Exercise:
All of the data that follows should be retyped exactly, please, except the pictures.

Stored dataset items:
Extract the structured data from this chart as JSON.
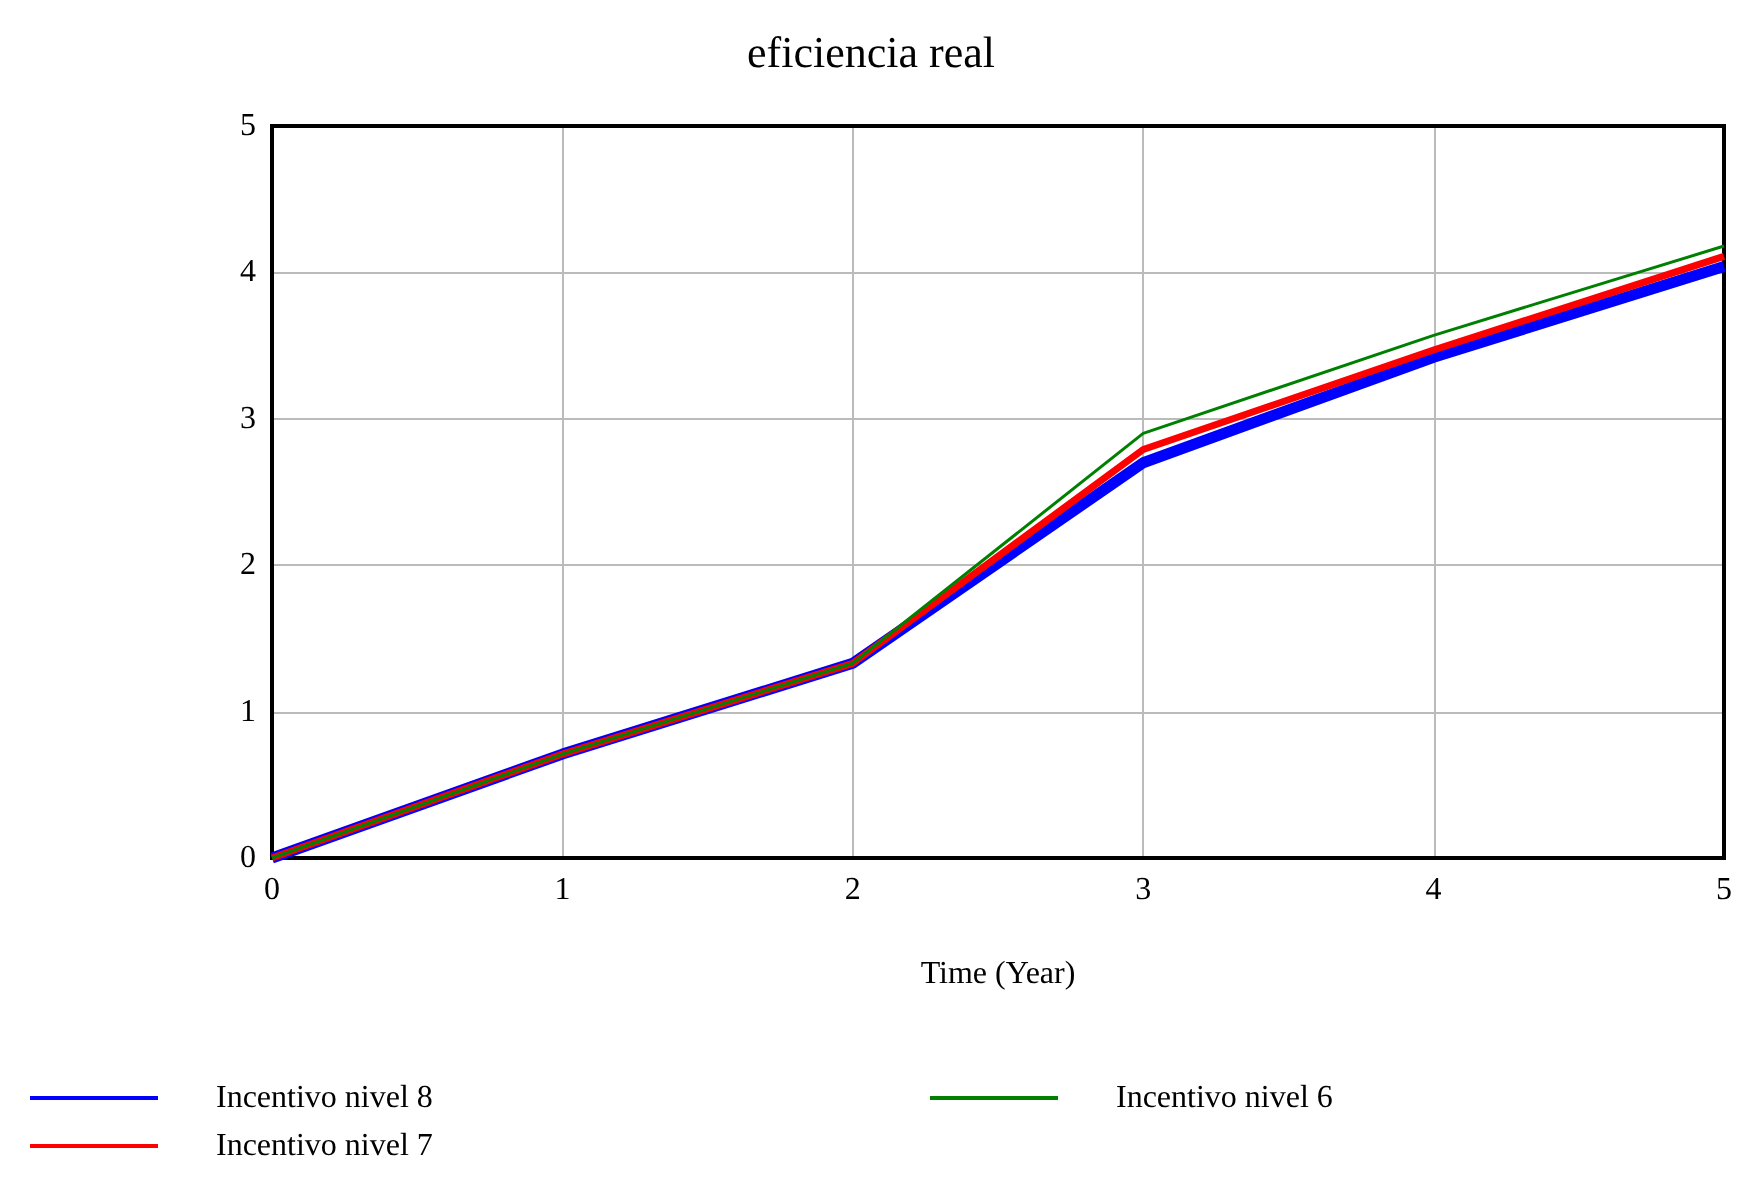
{
  "chart_data": {
    "type": "line",
    "title": "eficiencia real",
    "xlabel": "Time (Year)",
    "x": [
      0,
      1,
      2,
      3,
      4,
      5
    ],
    "series": [
      {
        "name": "Incentivo nivel 8",
        "color": "#0000ff",
        "values": [
          0,
          0.71,
          1.33,
          2.7,
          3.42,
          4.04
        ]
      },
      {
        "name": "Incentivo nivel 7",
        "color": "#ff0000",
        "values": [
          0,
          0.71,
          1.33,
          2.79,
          3.47,
          4.11
        ]
      },
      {
        "name": "Incentivo nivel 6",
        "color": "#008000",
        "values": [
          0,
          0.71,
          1.33,
          2.9,
          3.57,
          4.18
        ]
      }
    ],
    "xlim": [
      0,
      5
    ],
    "xticks": [
      0,
      1,
      2,
      3,
      4,
      5
    ],
    "ylim": [
      0,
      5
    ],
    "yticks": [
      0,
      1,
      2,
      3,
      4,
      5
    ],
    "grid": true,
    "legend": "bottom",
    "marker": "none",
    "line_style": "solid"
  }
}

Output of the exercise:
Extract the structured data from this chart as JSON.
{
  "chart_data": {
    "type": "line",
    "title": "eficiencia real",
    "xlabel": "Time (Year)",
    "x": [
      0,
      1,
      2,
      3,
      4,
      5
    ],
    "series": [
      {
        "name": "Incentivo nivel 8",
        "color": "#0000ff",
        "values": [
          0,
          0.71,
          1.33,
          2.7,
          3.42,
          4.04
        ]
      },
      {
        "name": "Incentivo nivel 7",
        "color": "#ff0000",
        "values": [
          0,
          0.71,
          1.33,
          2.79,
          3.47,
          4.11
        ]
      },
      {
        "name": "Incentivo nivel 6",
        "color": "#008000",
        "values": [
          0,
          0.71,
          1.33,
          2.9,
          3.57,
          4.18
        ]
      }
    ],
    "xlim": [
      0,
      5
    ],
    "xticks": [
      0,
      1,
      2,
      3,
      4,
      5
    ],
    "ylim": [
      0,
      5
    ],
    "yticks": [
      0,
      1,
      2,
      3,
      4,
      5
    ],
    "grid": true,
    "legend": "bottom",
    "marker": "none",
    "line_style": "solid"
  }
}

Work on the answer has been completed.